(Data entries)
□ □ □ □ □

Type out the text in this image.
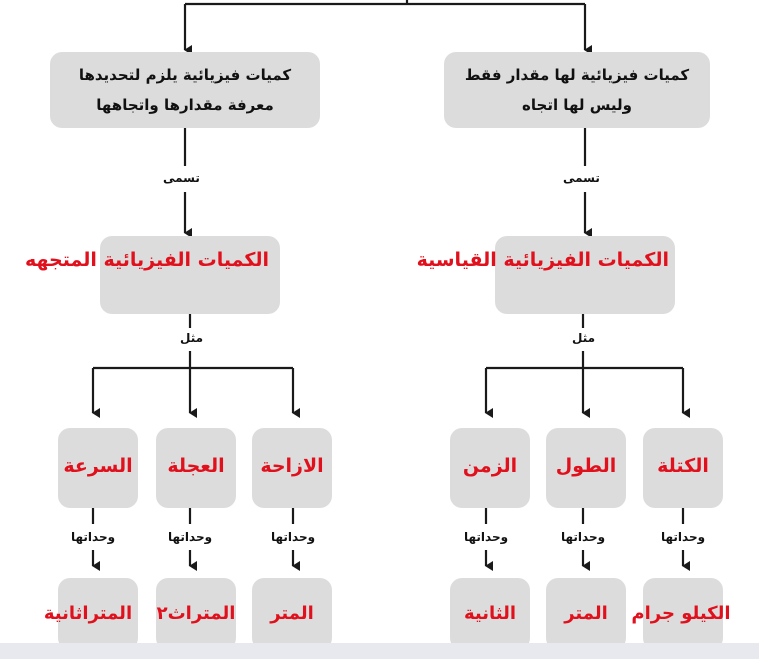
كميات فيزيائية يلزم لتحديدها
معرفة مقدارها واتجاهها
كميات فيزيائية لها مقدار فقط
وليس لها اتجاه
تسمى	تسمى
الكميات الفيزيائية المتجهه	الكميات الفيزيائية القياسية
مثل	مثل
الازاحة
العجلة
السرعة	الكتلة
الطول
الزمن
وحداتها
وحداتها
وحداتها	وحداتها
وحداتها
وحداتها
المتر
المتراث٢
المتراثانية	الكيلو جرام
المتر
الثانية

□ □ □ □ □

### Task description
Return the material word for word. Pictures are not part of the copy.

### Task result
Type out the text in this image.
كميات فيزيائية يلزم لتحديدها
معرفة مقدارها واتجاهها
كميات فيزيائية لها مقدار فقط
وليس لها اتجاه
تسمى	تسمى
الكميات الفيزيائية المتجهه	الكميات الفيزيائية القياسية
مثل	مثل
الازاحة
العجلة
السرعة	الكتلة
الطول
الزمن
وحداتها
وحداتها
وحداتها	وحداتها
وحداتها
وحداتها
المتر
المتراث٢
المتراثانية	الكيلو جرام
المتر
الثانية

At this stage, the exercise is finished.